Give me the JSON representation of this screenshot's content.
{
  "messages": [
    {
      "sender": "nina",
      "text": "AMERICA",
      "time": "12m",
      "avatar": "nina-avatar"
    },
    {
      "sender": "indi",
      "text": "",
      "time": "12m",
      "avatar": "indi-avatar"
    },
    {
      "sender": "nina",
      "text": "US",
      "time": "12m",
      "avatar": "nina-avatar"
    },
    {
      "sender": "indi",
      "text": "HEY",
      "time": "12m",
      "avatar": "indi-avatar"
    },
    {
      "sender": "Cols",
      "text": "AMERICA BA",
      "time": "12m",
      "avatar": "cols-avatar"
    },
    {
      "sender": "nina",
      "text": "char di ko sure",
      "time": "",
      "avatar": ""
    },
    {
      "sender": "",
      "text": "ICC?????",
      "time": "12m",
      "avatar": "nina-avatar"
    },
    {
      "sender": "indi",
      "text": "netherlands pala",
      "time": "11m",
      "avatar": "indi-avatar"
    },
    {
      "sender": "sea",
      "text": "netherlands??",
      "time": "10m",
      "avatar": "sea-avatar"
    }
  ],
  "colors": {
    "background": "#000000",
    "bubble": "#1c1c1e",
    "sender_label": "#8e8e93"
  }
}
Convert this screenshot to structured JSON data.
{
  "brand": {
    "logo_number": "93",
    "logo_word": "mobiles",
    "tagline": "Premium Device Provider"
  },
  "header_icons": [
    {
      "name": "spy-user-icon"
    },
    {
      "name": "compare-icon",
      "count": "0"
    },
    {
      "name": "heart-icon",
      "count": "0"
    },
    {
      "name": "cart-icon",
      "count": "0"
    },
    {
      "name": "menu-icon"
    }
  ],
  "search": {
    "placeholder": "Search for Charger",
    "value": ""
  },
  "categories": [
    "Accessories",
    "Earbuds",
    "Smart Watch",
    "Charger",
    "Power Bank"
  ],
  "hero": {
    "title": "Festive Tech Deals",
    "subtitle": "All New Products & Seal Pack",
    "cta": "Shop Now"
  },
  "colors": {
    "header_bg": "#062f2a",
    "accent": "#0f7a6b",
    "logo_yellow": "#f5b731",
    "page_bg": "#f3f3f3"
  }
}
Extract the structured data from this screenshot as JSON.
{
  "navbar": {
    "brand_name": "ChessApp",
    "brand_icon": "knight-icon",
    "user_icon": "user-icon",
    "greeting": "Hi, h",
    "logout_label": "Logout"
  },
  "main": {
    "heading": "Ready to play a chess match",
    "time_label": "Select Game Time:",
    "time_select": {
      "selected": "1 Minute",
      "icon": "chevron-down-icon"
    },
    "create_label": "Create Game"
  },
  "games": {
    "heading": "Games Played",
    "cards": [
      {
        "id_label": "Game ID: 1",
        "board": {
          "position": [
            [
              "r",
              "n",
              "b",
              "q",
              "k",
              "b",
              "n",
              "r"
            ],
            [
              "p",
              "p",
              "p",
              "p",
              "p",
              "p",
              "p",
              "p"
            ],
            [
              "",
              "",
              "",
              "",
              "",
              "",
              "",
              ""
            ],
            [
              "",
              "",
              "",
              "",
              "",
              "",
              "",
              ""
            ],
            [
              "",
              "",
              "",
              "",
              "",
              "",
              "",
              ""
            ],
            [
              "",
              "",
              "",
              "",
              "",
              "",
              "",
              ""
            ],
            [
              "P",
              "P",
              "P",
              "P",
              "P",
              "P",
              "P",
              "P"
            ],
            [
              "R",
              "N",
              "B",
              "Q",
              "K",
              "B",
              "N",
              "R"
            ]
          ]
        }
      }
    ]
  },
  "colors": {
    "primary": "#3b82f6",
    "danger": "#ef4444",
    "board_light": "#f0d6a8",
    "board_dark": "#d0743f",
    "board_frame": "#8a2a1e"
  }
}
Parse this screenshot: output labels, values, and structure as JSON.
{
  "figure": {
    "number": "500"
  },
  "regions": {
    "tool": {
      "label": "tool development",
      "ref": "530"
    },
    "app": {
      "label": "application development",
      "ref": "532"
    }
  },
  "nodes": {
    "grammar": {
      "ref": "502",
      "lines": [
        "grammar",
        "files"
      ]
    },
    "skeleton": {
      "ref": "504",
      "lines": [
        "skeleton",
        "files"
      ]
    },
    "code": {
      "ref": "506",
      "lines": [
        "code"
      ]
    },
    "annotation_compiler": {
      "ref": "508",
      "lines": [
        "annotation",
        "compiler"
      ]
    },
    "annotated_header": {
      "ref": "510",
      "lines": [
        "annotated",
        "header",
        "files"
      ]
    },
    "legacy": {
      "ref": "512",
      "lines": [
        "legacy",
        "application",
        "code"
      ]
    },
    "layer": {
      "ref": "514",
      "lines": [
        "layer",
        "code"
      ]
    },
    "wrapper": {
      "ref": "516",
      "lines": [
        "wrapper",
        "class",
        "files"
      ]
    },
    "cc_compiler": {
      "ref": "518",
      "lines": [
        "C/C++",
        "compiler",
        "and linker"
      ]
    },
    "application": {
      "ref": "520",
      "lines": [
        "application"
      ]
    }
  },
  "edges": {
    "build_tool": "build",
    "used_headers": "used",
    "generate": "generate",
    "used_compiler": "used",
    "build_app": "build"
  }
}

→ Task instructions
All the entries above need to be reproduced exactly.

→ Correct output
Give me the JSON representation of this screenshot's content.
{
  "messages": [
    {
      "sender": "nina",
      "text": "AMERICA",
      "time": "12m",
      "avatar": "nina-avatar"
    },
    {
      "sender": "indi",
      "text": "",
      "time": "12m",
      "avatar": "indi-avatar"
    },
    {
      "sender": "nina",
      "text": "US",
      "time": "12m",
      "avatar": "nina-avatar"
    },
    {
      "sender": "indi",
      "text": "HEY",
      "time": "12m",
      "avatar": "indi-avatar"
    },
    {
      "sender": "Cols",
      "text": "AMERICA BA",
      "time": "12m",
      "avatar": "cols-avatar"
    },
    {
      "sender": "nina",
      "text": "char di ko sure",
      "time": "",
      "avatar": ""
    },
    {
      "sender": "",
      "text": "ICC?????",
      "time": "12m",
      "avatar": "nina-avatar"
    },
    {
      "sender": "indi",
      "text": "netherlands pala",
      "time": "11m",
      "avatar": "indi-avatar"
    },
    {
      "sender": "sea",
      "text": "netherlands??",
      "time": "10m",
      "avatar": "sea-avatar"
    }
  ],
  "colors": {
    "background": "#000000",
    "bubble": "#1c1c1e",
    "sender_label": "#8e8e93"
  }
}
Convert this screenshot to structured JSON data.
{
  "brand": {
    "logo_number": "93",
    "logo_word": "mobiles",
    "tagline": "Premium Device Provider"
  },
  "header_icons": [
    {
      "name": "spy-user-icon"
    },
    {
      "name": "compare-icon",
      "count": "0"
    },
    {
      "name": "heart-icon",
      "count": "0"
    },
    {
      "name": "cart-icon",
      "count": "0"
    },
    {
      "name": "menu-icon"
    }
  ],
  "search": {
    "placeholder": "Search for Charger",
    "value": ""
  },
  "categories": [
    "Accessories",
    "Earbuds",
    "Smart Watch",
    "Charger",
    "Power Bank"
  ],
  "hero": {
    "title": "Festive Tech Deals",
    "subtitle": "All New Products & Seal Pack",
    "cta": "Shop Now"
  },
  "colors": {
    "header_bg": "#062f2a",
    "accent": "#0f7a6b",
    "logo_yellow": "#f5b731",
    "page_bg": "#f3f3f3"
  }
}
Extract the structured data from this screenshot as JSON.
{
  "navbar": {
    "brand_name": "ChessApp",
    "brand_icon": "knight-icon",
    "user_icon": "user-icon",
    "greeting": "Hi, h",
    "logout_label": "Logout"
  },
  "main": {
    "heading": "Ready to play a chess match",
    "time_label": "Select Game Time:",
    "time_select": {
      "selected": "1 Minute",
      "icon": "chevron-down-icon"
    },
    "create_label": "Create Game"
  },
  "games": {
    "heading": "Games Played",
    "cards": [
      {
        "id_label": "Game ID: 1",
        "board": {
          "position": [
            [
              "r",
              "n",
              "b",
              "q",
              "k",
              "b",
              "n",
              "r"
            ],
            [
              "p",
              "p",
              "p",
              "p",
              "p",
              "p",
              "p",
              "p"
            ],
            [
              "",
              "",
              "",
              "",
              "",
              "",
              "",
              ""
            ],
            [
              "",
              "",
              "",
              "",
              "",
              "",
              "",
              ""
            ],
            [
              "",
              "",
              "",
              "",
              "",
              "",
              "",
              ""
            ],
            [
              "",
              "",
              "",
              "",
              "",
              "",
              "",
              ""
            ],
            [
              "P",
              "P",
              "P",
              "P",
              "P",
              "P",
              "P",
              "P"
            ],
            [
              "R",
              "N",
              "B",
              "Q",
              "K",
              "B",
              "N",
              "R"
            ]
          ]
        }
      }
    ]
  },
  "colors": {
    "primary": "#3b82f6",
    "danger": "#ef4444",
    "board_light": "#f0d6a8",
    "board_dark": "#d0743f",
    "board_frame": "#8a2a1e"
  }
}
Parse this screenshot: output labels, values, and structure as JSON.
{
  "figure": {
    "number": "500"
  },
  "regions": {
    "tool": {
      "label": "tool development",
      "ref": "530"
    },
    "app": {
      "label": "application development",
      "ref": "532"
    }
  },
  "nodes": {
    "grammar": {
      "ref": "502",
      "lines": [
        "grammar",
        "files"
      ]
    },
    "skeleton": {
      "ref": "504",
      "lines": [
        "skeleton",
        "files"
      ]
    },
    "code": {
      "ref": "506",
      "lines": [
        "code"
      ]
    },
    "annotation_compiler": {
      "ref": "508",
      "lines": [
        "annotation",
        "compiler"
      ]
    },
    "annotated_header": {
      "ref": "510",
      "lines": [
        "annotated",
        "header",
        "files"
      ]
    },
    "legacy": {
      "ref": "512",
      "lines": [
        "legacy",
        "application",
        "code"
      ]
    },
    "layer": {
      "ref": "514",
      "lines": [
        "layer",
        "code"
      ]
    },
    "wrapper": {
      "ref": "516",
      "lines": [
        "wrapper",
        "class",
        "files"
      ]
    },
    "cc_compiler": {
      "ref": "518",
      "lines": [
        "C/C++",
        "compiler",
        "and linker"
      ]
    },
    "application": {
      "ref": "520",
      "lines": [
        "application"
      ]
    }
  },
  "edges": {
    "build_tool": "build",
    "used_headers": "used",
    "generate": "generate",
    "used_compiler": "used",
    "build_app": "build"
  }
}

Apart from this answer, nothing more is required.